WHAT TO WORK ON
Scan the data for "color" and copy the lines it appears in.

:::::

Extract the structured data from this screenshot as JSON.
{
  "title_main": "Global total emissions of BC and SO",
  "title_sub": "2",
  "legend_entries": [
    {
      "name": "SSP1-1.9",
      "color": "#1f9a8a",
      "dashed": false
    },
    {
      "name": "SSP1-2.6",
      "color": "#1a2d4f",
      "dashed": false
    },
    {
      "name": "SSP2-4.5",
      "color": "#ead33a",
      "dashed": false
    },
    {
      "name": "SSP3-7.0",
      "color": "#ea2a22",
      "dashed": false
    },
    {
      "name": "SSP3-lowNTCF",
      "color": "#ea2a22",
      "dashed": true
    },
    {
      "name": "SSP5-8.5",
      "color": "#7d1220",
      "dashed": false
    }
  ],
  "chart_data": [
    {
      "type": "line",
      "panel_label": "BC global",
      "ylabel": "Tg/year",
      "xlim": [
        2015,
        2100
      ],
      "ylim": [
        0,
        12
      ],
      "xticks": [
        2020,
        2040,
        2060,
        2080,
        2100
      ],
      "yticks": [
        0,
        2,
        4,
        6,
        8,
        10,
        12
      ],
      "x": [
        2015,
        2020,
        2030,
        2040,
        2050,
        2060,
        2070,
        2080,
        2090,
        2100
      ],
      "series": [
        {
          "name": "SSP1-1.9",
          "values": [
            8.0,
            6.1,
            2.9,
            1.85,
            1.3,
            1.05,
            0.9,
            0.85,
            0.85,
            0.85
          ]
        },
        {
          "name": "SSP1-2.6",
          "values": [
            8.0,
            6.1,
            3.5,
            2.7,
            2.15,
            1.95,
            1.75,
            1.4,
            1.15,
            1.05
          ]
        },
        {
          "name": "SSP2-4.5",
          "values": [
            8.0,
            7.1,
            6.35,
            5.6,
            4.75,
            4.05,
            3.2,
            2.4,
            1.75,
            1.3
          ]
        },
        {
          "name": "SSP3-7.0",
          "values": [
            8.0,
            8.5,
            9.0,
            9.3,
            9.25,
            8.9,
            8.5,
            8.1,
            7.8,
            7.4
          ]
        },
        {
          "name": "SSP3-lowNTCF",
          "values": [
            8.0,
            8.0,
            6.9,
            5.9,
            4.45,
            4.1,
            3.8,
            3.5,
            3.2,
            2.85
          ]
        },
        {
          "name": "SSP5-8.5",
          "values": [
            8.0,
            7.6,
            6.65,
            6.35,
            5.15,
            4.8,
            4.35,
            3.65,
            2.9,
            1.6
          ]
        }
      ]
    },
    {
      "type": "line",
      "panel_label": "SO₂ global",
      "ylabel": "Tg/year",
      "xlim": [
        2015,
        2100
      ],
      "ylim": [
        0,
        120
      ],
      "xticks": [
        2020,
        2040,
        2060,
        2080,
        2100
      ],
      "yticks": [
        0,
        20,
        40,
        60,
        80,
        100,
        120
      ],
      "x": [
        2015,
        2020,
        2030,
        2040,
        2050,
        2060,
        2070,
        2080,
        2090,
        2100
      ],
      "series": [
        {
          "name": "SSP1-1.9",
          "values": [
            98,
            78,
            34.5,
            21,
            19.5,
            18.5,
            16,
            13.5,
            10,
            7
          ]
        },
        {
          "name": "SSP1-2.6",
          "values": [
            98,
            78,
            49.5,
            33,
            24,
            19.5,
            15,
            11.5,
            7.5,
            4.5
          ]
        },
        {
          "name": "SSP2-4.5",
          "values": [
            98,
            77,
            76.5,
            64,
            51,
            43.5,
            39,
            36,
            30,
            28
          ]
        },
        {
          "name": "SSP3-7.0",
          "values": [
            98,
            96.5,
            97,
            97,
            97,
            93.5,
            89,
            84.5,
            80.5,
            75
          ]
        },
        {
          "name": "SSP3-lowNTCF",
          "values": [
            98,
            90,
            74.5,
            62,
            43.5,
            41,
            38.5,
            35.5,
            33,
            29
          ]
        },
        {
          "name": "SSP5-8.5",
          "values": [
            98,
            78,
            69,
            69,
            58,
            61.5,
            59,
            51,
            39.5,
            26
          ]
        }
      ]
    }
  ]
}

:::::

THE REPLY
      "color": "#1f9a8a",
      "color": "#1a2d4f",
      "color": "#ead33a",
      "color": "#ea2a22",
      "color": "#ea2a22",
      "color": "#7d1220",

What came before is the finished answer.